# TASK TO CARRY OUT
Quote all lines below exactly. Images stay out.

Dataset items
-=-=-=-=-
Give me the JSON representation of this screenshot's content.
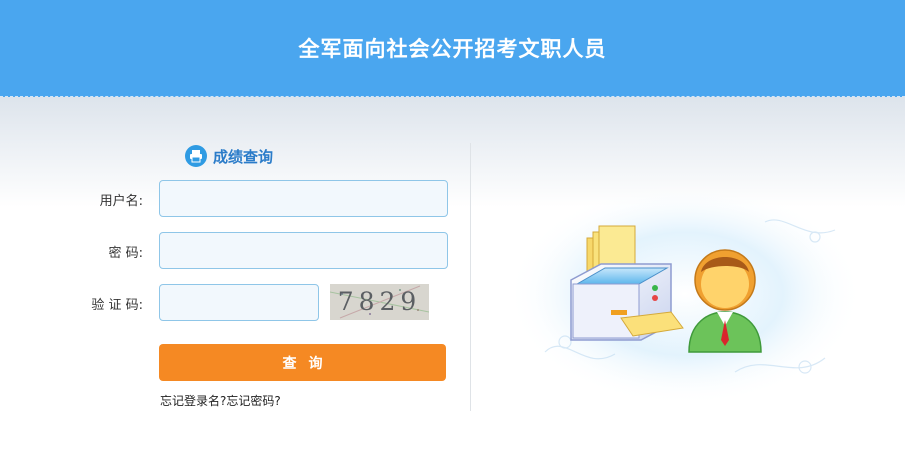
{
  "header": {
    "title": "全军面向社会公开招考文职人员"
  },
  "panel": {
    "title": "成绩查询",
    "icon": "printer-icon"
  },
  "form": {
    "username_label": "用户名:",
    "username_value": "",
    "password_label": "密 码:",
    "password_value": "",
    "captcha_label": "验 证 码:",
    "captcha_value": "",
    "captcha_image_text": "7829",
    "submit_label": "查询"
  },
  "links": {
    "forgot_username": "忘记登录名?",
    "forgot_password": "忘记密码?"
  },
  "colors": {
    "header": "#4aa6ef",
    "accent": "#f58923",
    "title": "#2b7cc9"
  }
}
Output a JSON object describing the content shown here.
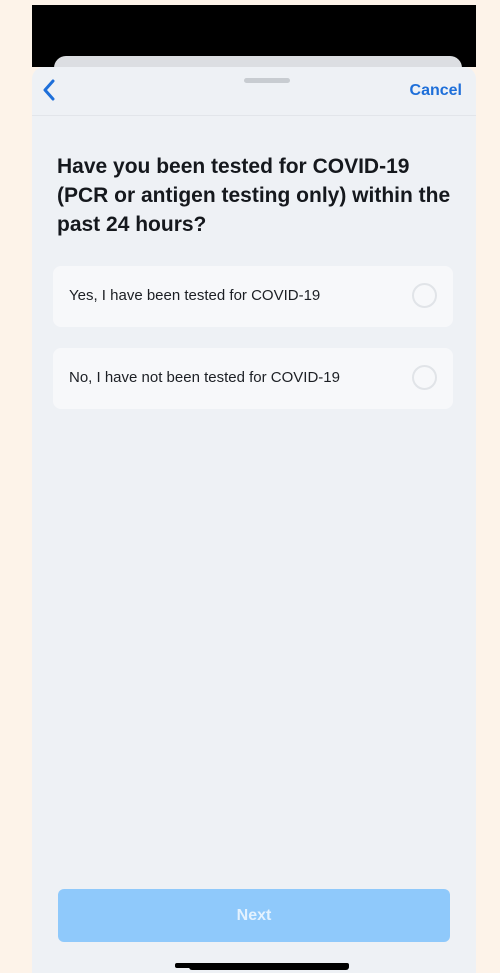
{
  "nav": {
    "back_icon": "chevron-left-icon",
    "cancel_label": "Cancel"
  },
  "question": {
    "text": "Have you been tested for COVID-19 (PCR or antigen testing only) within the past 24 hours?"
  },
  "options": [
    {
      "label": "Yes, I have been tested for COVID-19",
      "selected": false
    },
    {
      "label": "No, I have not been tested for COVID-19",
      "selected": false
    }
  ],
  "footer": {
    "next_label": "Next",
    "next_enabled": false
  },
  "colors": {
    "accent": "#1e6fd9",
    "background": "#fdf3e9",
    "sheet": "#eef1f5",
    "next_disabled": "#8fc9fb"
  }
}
-=-=-=-=-
# TASK SOLUTION
Give me the JSON representation of this screenshot's content.
{
  "header": {
    "title": "全军面向社会公开招考文职人员"
  },
  "panel": {
    "title": "成绩查询",
    "icon": "printer-icon"
  },
  "form": {
    "username_label": "用户名:",
    "username_value": "",
    "password_label": "密 码:",
    "password_value": "",
    "captcha_label": "验 证 码:",
    "captcha_value": "",
    "captcha_image_text": "7829",
    "submit_label": "查询"
  },
  "links": {
    "forgot_username": "忘记登录名?",
    "forgot_password": "忘记密码?"
  },
  "colors": {
    "header": "#4aa6ef",
    "accent": "#f58923",
    "title": "#2b7cc9"
  }
}
Output a JSON object describing the content shown here.
{
  "nav": {
    "back_icon": "chevron-left-icon",
    "cancel_label": "Cancel"
  },
  "question": {
    "text": "Have you been tested for COVID-19 (PCR or antigen testing only) within the past 24 hours?"
  },
  "options": [
    {
      "label": "Yes, I have been tested for COVID-19",
      "selected": false
    },
    {
      "label": "No, I have not been tested for COVID-19",
      "selected": false
    }
  ],
  "footer": {
    "next_label": "Next",
    "next_enabled": false
  },
  "colors": {
    "accent": "#1e6fd9",
    "background": "#fdf3e9",
    "sheet": "#eef1f5",
    "next_disabled": "#8fc9fb"
  }
}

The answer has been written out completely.